__Task__: Write the listing below out again exactly, dropping the images.

________________

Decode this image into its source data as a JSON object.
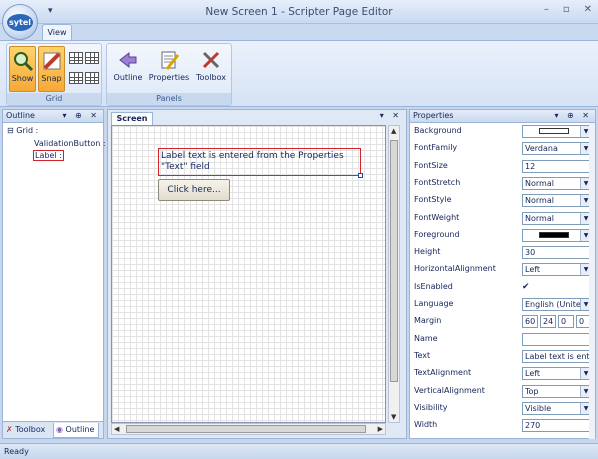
{
  "window": {
    "title": "New Screen 1 - Scripter Page Editor",
    "app_logo": "sytel",
    "qat_glyph": "▾",
    "controls": [
      "–",
      "▫",
      "✕"
    ]
  },
  "ribbon": {
    "tabs": [
      {
        "label": "View",
        "active": true
      }
    ],
    "groups": {
      "grid": {
        "label": "Grid",
        "buttons": [
          {
            "label": "Show",
            "pressed": true,
            "icon": "magnifier-icon"
          },
          {
            "label": "Snap",
            "pressed": true,
            "icon": "snap-pencil-icon"
          }
        ]
      },
      "panels": {
        "label": "Panels",
        "buttons": [
          {
            "label": "Outline",
            "icon": "outline-arrow-icon"
          },
          {
            "label": "Properties",
            "icon": "properties-icon"
          },
          {
            "label": "Toolbox",
            "icon": "toolbox-icon"
          }
        ]
      }
    }
  },
  "outline": {
    "title": "Outline",
    "ctrls": "▾ ⊕ ✕",
    "tree": {
      "root": "Grid :",
      "expander": "⊟",
      "children": [
        "ValidationButton :",
        "Label :"
      ]
    },
    "bottom_tabs": [
      {
        "label": "Toolbox",
        "active": false
      },
      {
        "label": "Outline",
        "active": true
      }
    ]
  },
  "screen": {
    "tab": "Screen",
    "ctrls": "▾ ✕",
    "label_text": "Label text is entered from the Properties \"Text\" field",
    "button_text": "Click here..."
  },
  "properties": {
    "title": "Properties",
    "ctrls": "▾ ⊕ ✕",
    "rows": [
      {
        "name": "Background",
        "type": "color",
        "color": "#ffffff"
      },
      {
        "name": "FontFamily",
        "type": "select",
        "value": "Verdana"
      },
      {
        "name": "FontSize",
        "type": "text",
        "value": "12"
      },
      {
        "name": "FontStretch",
        "type": "select",
        "value": "Normal"
      },
      {
        "name": "FontStyle",
        "type": "select",
        "value": "Normal"
      },
      {
        "name": "FontWeight",
        "type": "select",
        "value": "Normal"
      },
      {
        "name": "Foreground",
        "type": "color",
        "color": "#000000"
      },
      {
        "name": "Height",
        "type": "text",
        "value": "30"
      },
      {
        "name": "HorizontalAlignment",
        "type": "select",
        "value": "Left"
      },
      {
        "name": "IsEnabled",
        "type": "check",
        "value": "✔"
      },
      {
        "name": "Language",
        "type": "select",
        "value": "English (United States)"
      },
      {
        "name": "Margin",
        "type": "margin",
        "values": [
          "60",
          "24",
          "0",
          "0"
        ]
      },
      {
        "name": "Name",
        "type": "text",
        "value": ""
      },
      {
        "name": "Text",
        "type": "text",
        "value": "Label text is entered from the Properties \"Text\" field"
      },
      {
        "name": "TextAlignment",
        "type": "select",
        "value": "Left"
      },
      {
        "name": "VerticalAlignment",
        "type": "select",
        "value": "Top"
      },
      {
        "name": "Visibility",
        "type": "select",
        "value": "Visible"
      },
      {
        "name": "Width",
        "type": "text",
        "value": "270"
      }
    ]
  },
  "status": {
    "text": "Ready"
  }
}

________________

__Full response__:
Decode this image into its source data as a JSON object.
{
  "window": {
    "title": "New Screen 1 - Scripter Page Editor",
    "app_logo": "sytel",
    "qat_glyph": "▾",
    "controls": [
      "–",
      "▫",
      "✕"
    ]
  },
  "ribbon": {
    "tabs": [
      {
        "label": "View",
        "active": true
      }
    ],
    "groups": {
      "grid": {
        "label": "Grid",
        "buttons": [
          {
            "label": "Show",
            "pressed": true,
            "icon": "magnifier-icon"
          },
          {
            "label": "Snap",
            "pressed": true,
            "icon": "snap-pencil-icon"
          }
        ]
      },
      "panels": {
        "label": "Panels",
        "buttons": [
          {
            "label": "Outline",
            "icon": "outline-arrow-icon"
          },
          {
            "label": "Properties",
            "icon": "properties-icon"
          },
          {
            "label": "Toolbox",
            "icon": "toolbox-icon"
          }
        ]
      }
    }
  },
  "outline": {
    "title": "Outline",
    "ctrls": "▾ ⊕ ✕",
    "tree": {
      "root": "Grid :",
      "expander": "⊟",
      "children": [
        "ValidationButton :",
        "Label :"
      ]
    },
    "bottom_tabs": [
      {
        "label": "Toolbox",
        "active": false
      },
      {
        "label": "Outline",
        "active": true
      }
    ]
  },
  "screen": {
    "tab": "Screen",
    "ctrls": "▾ ✕",
    "label_text": "Label text is entered from the Properties \"Text\" field",
    "button_text": "Click here..."
  },
  "properties": {
    "title": "Properties",
    "ctrls": "▾ ⊕ ✕",
    "rows": [
      {
        "name": "Background",
        "type": "color",
        "color": "#ffffff"
      },
      {
        "name": "FontFamily",
        "type": "select",
        "value": "Verdana"
      },
      {
        "name": "FontSize",
        "type": "text",
        "value": "12"
      },
      {
        "name": "FontStretch",
        "type": "select",
        "value": "Normal"
      },
      {
        "name": "FontStyle",
        "type": "select",
        "value": "Normal"
      },
      {
        "name": "FontWeight",
        "type": "select",
        "value": "Normal"
      },
      {
        "name": "Foreground",
        "type": "color",
        "color": "#000000"
      },
      {
        "name": "Height",
        "type": "text",
        "value": "30"
      },
      {
        "name": "HorizontalAlignment",
        "type": "select",
        "value": "Left"
      },
      {
        "name": "IsEnabled",
        "type": "check",
        "value": "✔"
      },
      {
        "name": "Language",
        "type": "select",
        "value": "English (United States)"
      },
      {
        "name": "Margin",
        "type": "margin",
        "values": [
          "60",
          "24",
          "0",
          "0"
        ]
      },
      {
        "name": "Name",
        "type": "text",
        "value": ""
      },
      {
        "name": "Text",
        "type": "text",
        "value": "Label text is entered from the Properties \"Text\" field"
      },
      {
        "name": "TextAlignment",
        "type": "select",
        "value": "Left"
      },
      {
        "name": "VerticalAlignment",
        "type": "select",
        "value": "Top"
      },
      {
        "name": "Visibility",
        "type": "select",
        "value": "Visible"
      },
      {
        "name": "Width",
        "type": "text",
        "value": "270"
      }
    ]
  },
  "status": {
    "text": "Ready"
  }
}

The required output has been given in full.